◆ **Written task**: Identify the lines holding "name" and copy them.
□ □ □ □
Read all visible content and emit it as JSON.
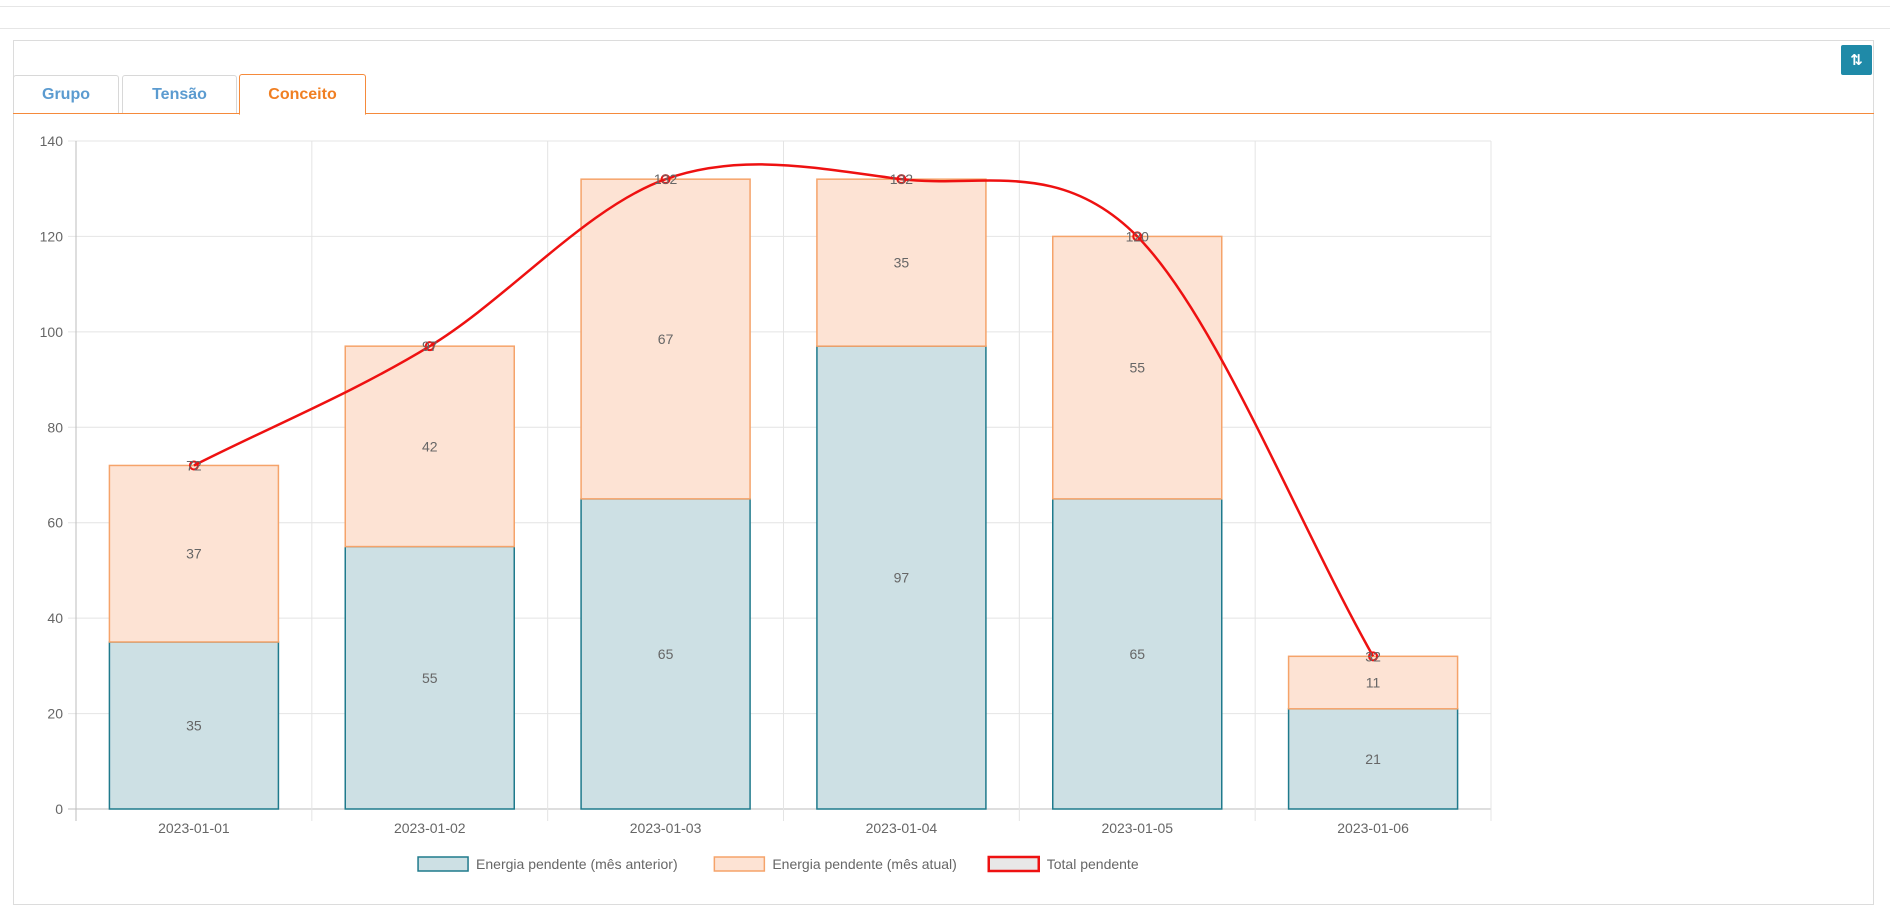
{
  "tabs": [
    {
      "label": "Grupo",
      "active": false
    },
    {
      "label": "Tensão",
      "active": false
    },
    {
      "label": "Conceito",
      "active": true
    }
  ],
  "toolbar": {
    "toggle_icon": "swap-vertical-icon",
    "toggle_glyph": "⇅"
  },
  "chart_data": {
    "type": "bar",
    "stacked": true,
    "categories": [
      "2023-01-01",
      "2023-01-02",
      "2023-01-03",
      "2023-01-04",
      "2023-01-05",
      "2023-01-06"
    ],
    "series": [
      {
        "name": "Energia pendente (mês anterior)",
        "type": "bar",
        "values": [
          35,
          55,
          65,
          97,
          65,
          21
        ],
        "color": "#cde0e4",
        "border": "#1f7a8c"
      },
      {
        "name": "Energia pendente (mês atual)",
        "type": "bar",
        "values": [
          37,
          42,
          67,
          35,
          55,
          11
        ],
        "color": "#fde3d4",
        "border": "#f5a36a"
      },
      {
        "name": "Total pendente",
        "type": "line",
        "values": [
          72,
          97,
          132,
          132,
          120,
          32
        ],
        "color": "#ee1111",
        "legend_fill": "#e8e8e8"
      }
    ],
    "yticks": [
      "0",
      "20",
      "40",
      "60",
      "80",
      "100",
      "120",
      "140"
    ],
    "ylim": [
      0,
      140
    ],
    "grid": true,
    "legend_position": "bottom"
  }
}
□ □ □ □
◆ **Correct answer**:
        "name": "Energia pendente (mês anterior)",
        "name": "Energia pendente (mês atual)",
        "name": "Total pendente",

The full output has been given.